Begin

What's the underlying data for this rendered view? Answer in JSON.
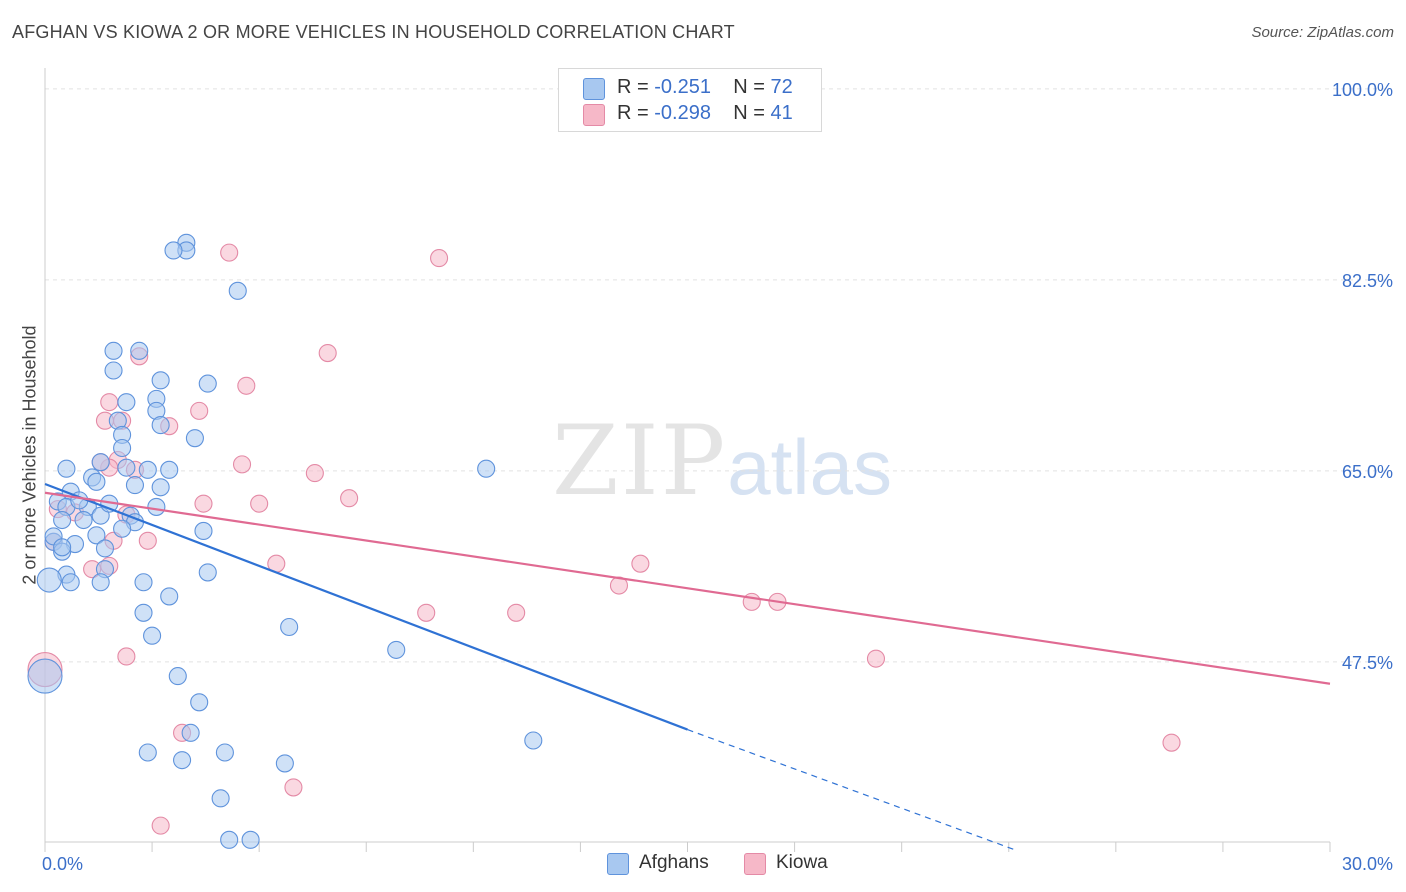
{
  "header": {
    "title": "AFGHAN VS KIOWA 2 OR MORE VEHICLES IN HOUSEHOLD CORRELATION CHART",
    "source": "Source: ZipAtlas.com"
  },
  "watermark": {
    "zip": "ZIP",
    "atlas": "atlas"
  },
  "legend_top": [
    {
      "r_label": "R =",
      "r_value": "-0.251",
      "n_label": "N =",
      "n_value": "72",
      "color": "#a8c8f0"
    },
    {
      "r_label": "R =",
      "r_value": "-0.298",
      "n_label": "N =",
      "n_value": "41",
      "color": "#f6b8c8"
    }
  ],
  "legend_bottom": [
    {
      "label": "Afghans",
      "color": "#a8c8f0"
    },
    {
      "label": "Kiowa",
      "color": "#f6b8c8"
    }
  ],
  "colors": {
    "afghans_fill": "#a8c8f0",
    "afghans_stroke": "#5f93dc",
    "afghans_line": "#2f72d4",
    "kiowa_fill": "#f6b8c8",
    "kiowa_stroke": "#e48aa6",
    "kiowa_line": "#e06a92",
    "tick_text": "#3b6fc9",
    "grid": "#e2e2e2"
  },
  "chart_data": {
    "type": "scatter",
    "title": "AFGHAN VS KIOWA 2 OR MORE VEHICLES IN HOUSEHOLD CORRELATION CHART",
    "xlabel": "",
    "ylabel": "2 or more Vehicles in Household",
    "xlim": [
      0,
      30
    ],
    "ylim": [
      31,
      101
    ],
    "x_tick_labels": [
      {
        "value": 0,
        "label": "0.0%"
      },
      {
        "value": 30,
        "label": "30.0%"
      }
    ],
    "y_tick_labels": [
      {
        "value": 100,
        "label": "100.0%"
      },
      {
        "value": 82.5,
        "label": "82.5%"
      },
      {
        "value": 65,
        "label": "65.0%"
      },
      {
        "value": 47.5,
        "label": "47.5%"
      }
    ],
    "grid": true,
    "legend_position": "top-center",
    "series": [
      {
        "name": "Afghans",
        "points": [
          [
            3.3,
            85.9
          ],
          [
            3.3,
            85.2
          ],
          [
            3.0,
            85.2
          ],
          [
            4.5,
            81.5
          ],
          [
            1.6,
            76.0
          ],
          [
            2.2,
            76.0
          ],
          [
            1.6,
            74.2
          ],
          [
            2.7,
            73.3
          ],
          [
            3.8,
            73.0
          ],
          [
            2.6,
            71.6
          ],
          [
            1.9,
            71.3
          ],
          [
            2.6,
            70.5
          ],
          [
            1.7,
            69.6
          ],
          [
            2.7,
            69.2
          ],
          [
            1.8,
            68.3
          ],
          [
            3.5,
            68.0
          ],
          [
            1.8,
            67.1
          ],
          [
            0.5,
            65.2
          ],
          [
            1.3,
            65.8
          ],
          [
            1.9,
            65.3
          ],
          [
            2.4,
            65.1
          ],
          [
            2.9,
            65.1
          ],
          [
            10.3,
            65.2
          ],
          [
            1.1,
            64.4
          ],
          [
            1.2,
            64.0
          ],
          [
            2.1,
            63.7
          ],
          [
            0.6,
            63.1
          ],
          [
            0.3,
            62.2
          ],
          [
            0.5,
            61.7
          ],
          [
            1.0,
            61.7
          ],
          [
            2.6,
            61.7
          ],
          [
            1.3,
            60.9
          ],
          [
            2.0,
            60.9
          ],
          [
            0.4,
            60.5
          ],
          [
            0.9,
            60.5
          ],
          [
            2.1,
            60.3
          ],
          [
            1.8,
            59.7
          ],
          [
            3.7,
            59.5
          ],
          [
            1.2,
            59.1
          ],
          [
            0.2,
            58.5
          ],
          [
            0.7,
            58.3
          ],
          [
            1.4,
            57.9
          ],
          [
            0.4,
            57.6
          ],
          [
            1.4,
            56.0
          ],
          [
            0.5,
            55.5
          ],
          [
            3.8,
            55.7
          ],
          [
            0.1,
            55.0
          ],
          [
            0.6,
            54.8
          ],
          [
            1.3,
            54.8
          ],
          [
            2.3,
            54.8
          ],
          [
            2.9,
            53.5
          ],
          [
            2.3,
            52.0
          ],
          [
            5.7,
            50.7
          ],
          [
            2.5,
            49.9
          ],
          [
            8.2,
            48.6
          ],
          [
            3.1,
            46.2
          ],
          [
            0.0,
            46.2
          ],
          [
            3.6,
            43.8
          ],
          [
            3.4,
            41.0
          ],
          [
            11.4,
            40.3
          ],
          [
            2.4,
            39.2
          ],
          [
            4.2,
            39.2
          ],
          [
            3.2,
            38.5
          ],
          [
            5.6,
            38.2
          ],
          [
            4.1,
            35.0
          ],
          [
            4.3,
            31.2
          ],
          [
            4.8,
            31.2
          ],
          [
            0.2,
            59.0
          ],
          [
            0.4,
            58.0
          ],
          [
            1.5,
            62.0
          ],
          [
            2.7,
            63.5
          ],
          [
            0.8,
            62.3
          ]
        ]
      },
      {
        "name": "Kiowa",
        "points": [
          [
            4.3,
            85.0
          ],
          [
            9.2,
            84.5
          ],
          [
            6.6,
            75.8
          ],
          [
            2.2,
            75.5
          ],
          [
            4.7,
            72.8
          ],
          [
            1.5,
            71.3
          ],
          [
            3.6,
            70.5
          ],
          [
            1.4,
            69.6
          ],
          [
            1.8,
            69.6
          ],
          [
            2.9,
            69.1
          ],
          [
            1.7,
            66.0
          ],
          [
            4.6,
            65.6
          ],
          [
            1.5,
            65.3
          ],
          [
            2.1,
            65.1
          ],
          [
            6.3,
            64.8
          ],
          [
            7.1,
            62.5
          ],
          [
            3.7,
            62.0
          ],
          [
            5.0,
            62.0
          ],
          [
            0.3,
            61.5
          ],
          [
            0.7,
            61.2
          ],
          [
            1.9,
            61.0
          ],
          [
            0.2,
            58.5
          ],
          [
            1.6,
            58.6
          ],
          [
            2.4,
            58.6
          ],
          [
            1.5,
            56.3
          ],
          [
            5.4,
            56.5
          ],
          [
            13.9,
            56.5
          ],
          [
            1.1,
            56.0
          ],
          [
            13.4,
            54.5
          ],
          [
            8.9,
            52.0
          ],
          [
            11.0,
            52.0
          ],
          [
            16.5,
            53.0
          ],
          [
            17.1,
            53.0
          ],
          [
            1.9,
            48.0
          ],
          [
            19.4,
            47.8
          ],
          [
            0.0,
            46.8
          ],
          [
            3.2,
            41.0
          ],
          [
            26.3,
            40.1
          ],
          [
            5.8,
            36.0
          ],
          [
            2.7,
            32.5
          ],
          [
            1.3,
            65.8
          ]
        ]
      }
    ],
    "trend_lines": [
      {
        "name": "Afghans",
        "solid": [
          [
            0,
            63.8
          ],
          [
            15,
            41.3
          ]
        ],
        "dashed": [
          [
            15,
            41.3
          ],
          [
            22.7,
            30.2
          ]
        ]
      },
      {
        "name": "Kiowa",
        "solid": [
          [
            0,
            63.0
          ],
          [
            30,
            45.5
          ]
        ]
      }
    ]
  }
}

End

## Task brief
Without including any picture, retype the entries exactly.

## Exercise solution
What's the underlying data for this rendered view? Answer in JSON.
{
  "header": {
    "title": "AFGHAN VS KIOWA 2 OR MORE VEHICLES IN HOUSEHOLD CORRELATION CHART",
    "source": "Source: ZipAtlas.com"
  },
  "watermark": {
    "zip": "ZIP",
    "atlas": "atlas"
  },
  "legend_top": [
    {
      "r_label": "R =",
      "r_value": "-0.251",
      "n_label": "N =",
      "n_value": "72",
      "color": "#a8c8f0"
    },
    {
      "r_label": "R =",
      "r_value": "-0.298",
      "n_label": "N =",
      "n_value": "41",
      "color": "#f6b8c8"
    }
  ],
  "legend_bottom": [
    {
      "label": "Afghans",
      "color": "#a8c8f0"
    },
    {
      "label": "Kiowa",
      "color": "#f6b8c8"
    }
  ],
  "colors": {
    "afghans_fill": "#a8c8f0",
    "afghans_stroke": "#5f93dc",
    "afghans_line": "#2f72d4",
    "kiowa_fill": "#f6b8c8",
    "kiowa_stroke": "#e48aa6",
    "kiowa_line": "#e06a92",
    "tick_text": "#3b6fc9",
    "grid": "#e2e2e2"
  },
  "chart_data": {
    "type": "scatter",
    "title": "AFGHAN VS KIOWA 2 OR MORE VEHICLES IN HOUSEHOLD CORRELATION CHART",
    "xlabel": "",
    "ylabel": "2 or more Vehicles in Household",
    "xlim": [
      0,
      30
    ],
    "ylim": [
      31,
      101
    ],
    "x_tick_labels": [
      {
        "value": 0,
        "label": "0.0%"
      },
      {
        "value": 30,
        "label": "30.0%"
      }
    ],
    "y_tick_labels": [
      {
        "value": 100,
        "label": "100.0%"
      },
      {
        "value": 82.5,
        "label": "82.5%"
      },
      {
        "value": 65,
        "label": "65.0%"
      },
      {
        "value": 47.5,
        "label": "47.5%"
      }
    ],
    "grid": true,
    "legend_position": "top-center",
    "series": [
      {
        "name": "Afghans",
        "points": [
          [
            3.3,
            85.9
          ],
          [
            3.3,
            85.2
          ],
          [
            3.0,
            85.2
          ],
          [
            4.5,
            81.5
          ],
          [
            1.6,
            76.0
          ],
          [
            2.2,
            76.0
          ],
          [
            1.6,
            74.2
          ],
          [
            2.7,
            73.3
          ],
          [
            3.8,
            73.0
          ],
          [
            2.6,
            71.6
          ],
          [
            1.9,
            71.3
          ],
          [
            2.6,
            70.5
          ],
          [
            1.7,
            69.6
          ],
          [
            2.7,
            69.2
          ],
          [
            1.8,
            68.3
          ],
          [
            3.5,
            68.0
          ],
          [
            1.8,
            67.1
          ],
          [
            0.5,
            65.2
          ],
          [
            1.3,
            65.8
          ],
          [
            1.9,
            65.3
          ],
          [
            2.4,
            65.1
          ],
          [
            2.9,
            65.1
          ],
          [
            10.3,
            65.2
          ],
          [
            1.1,
            64.4
          ],
          [
            1.2,
            64.0
          ],
          [
            2.1,
            63.7
          ],
          [
            0.6,
            63.1
          ],
          [
            0.3,
            62.2
          ],
          [
            0.5,
            61.7
          ],
          [
            1.0,
            61.7
          ],
          [
            2.6,
            61.7
          ],
          [
            1.3,
            60.9
          ],
          [
            2.0,
            60.9
          ],
          [
            0.4,
            60.5
          ],
          [
            0.9,
            60.5
          ],
          [
            2.1,
            60.3
          ],
          [
            1.8,
            59.7
          ],
          [
            3.7,
            59.5
          ],
          [
            1.2,
            59.1
          ],
          [
            0.2,
            58.5
          ],
          [
            0.7,
            58.3
          ],
          [
            1.4,
            57.9
          ],
          [
            0.4,
            57.6
          ],
          [
            1.4,
            56.0
          ],
          [
            0.5,
            55.5
          ],
          [
            3.8,
            55.7
          ],
          [
            0.1,
            55.0
          ],
          [
            0.6,
            54.8
          ],
          [
            1.3,
            54.8
          ],
          [
            2.3,
            54.8
          ],
          [
            2.9,
            53.5
          ],
          [
            2.3,
            52.0
          ],
          [
            5.7,
            50.7
          ],
          [
            2.5,
            49.9
          ],
          [
            8.2,
            48.6
          ],
          [
            3.1,
            46.2
          ],
          [
            0.0,
            46.2
          ],
          [
            3.6,
            43.8
          ],
          [
            3.4,
            41.0
          ],
          [
            11.4,
            40.3
          ],
          [
            2.4,
            39.2
          ],
          [
            4.2,
            39.2
          ],
          [
            3.2,
            38.5
          ],
          [
            5.6,
            38.2
          ],
          [
            4.1,
            35.0
          ],
          [
            4.3,
            31.2
          ],
          [
            4.8,
            31.2
          ],
          [
            0.2,
            59.0
          ],
          [
            0.4,
            58.0
          ],
          [
            1.5,
            62.0
          ],
          [
            2.7,
            63.5
          ],
          [
            0.8,
            62.3
          ]
        ]
      },
      {
        "name": "Kiowa",
        "points": [
          [
            4.3,
            85.0
          ],
          [
            9.2,
            84.5
          ],
          [
            6.6,
            75.8
          ],
          [
            2.2,
            75.5
          ],
          [
            4.7,
            72.8
          ],
          [
            1.5,
            71.3
          ],
          [
            3.6,
            70.5
          ],
          [
            1.4,
            69.6
          ],
          [
            1.8,
            69.6
          ],
          [
            2.9,
            69.1
          ],
          [
            1.7,
            66.0
          ],
          [
            4.6,
            65.6
          ],
          [
            1.5,
            65.3
          ],
          [
            2.1,
            65.1
          ],
          [
            6.3,
            64.8
          ],
          [
            7.1,
            62.5
          ],
          [
            3.7,
            62.0
          ],
          [
            5.0,
            62.0
          ],
          [
            0.3,
            61.5
          ],
          [
            0.7,
            61.2
          ],
          [
            1.9,
            61.0
          ],
          [
            0.2,
            58.5
          ],
          [
            1.6,
            58.6
          ],
          [
            2.4,
            58.6
          ],
          [
            1.5,
            56.3
          ],
          [
            5.4,
            56.5
          ],
          [
            13.9,
            56.5
          ],
          [
            1.1,
            56.0
          ],
          [
            13.4,
            54.5
          ],
          [
            8.9,
            52.0
          ],
          [
            11.0,
            52.0
          ],
          [
            16.5,
            53.0
          ],
          [
            17.1,
            53.0
          ],
          [
            1.9,
            48.0
          ],
          [
            19.4,
            47.8
          ],
          [
            0.0,
            46.8
          ],
          [
            3.2,
            41.0
          ],
          [
            26.3,
            40.1
          ],
          [
            5.8,
            36.0
          ],
          [
            2.7,
            32.5
          ],
          [
            1.3,
            65.8
          ]
        ]
      }
    ],
    "trend_lines": [
      {
        "name": "Afghans",
        "solid": [
          [
            0,
            63.8
          ],
          [
            15,
            41.3
          ]
        ],
        "dashed": [
          [
            15,
            41.3
          ],
          [
            22.7,
            30.2
          ]
        ]
      },
      {
        "name": "Kiowa",
        "solid": [
          [
            0,
            63.0
          ],
          [
            30,
            45.5
          ]
        ]
      }
    ]
  }
}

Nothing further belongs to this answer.